Aim of the exercise → Please count the lines below that contain the word "label", and reply with that number alone.

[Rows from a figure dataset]
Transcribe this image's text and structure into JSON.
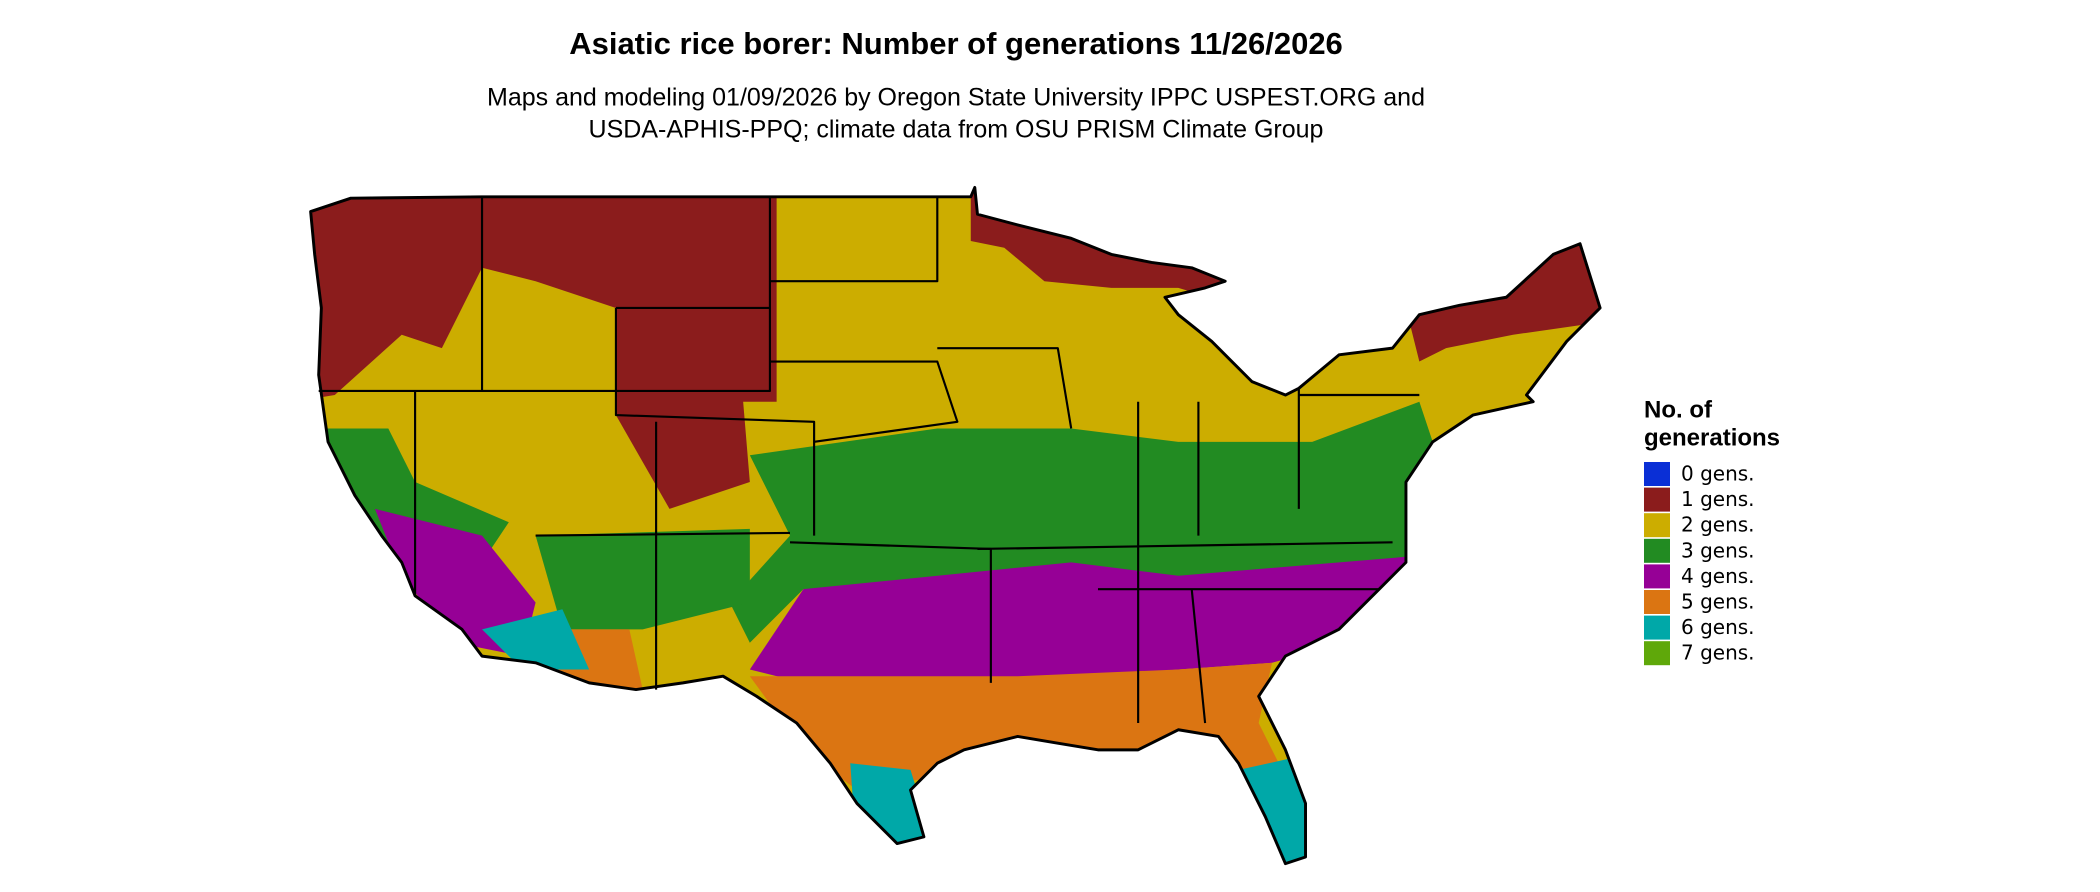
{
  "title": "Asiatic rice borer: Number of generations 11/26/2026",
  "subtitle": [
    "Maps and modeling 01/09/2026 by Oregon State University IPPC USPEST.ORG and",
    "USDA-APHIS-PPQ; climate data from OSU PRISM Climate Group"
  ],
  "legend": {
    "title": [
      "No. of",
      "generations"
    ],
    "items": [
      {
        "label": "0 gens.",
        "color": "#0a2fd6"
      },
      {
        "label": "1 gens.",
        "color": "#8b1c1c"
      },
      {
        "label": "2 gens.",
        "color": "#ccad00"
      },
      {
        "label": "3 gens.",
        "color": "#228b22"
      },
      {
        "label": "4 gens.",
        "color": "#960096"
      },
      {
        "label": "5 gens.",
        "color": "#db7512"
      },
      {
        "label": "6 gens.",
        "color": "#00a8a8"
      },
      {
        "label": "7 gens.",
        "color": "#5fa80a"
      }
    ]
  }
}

Response to this exercise → 8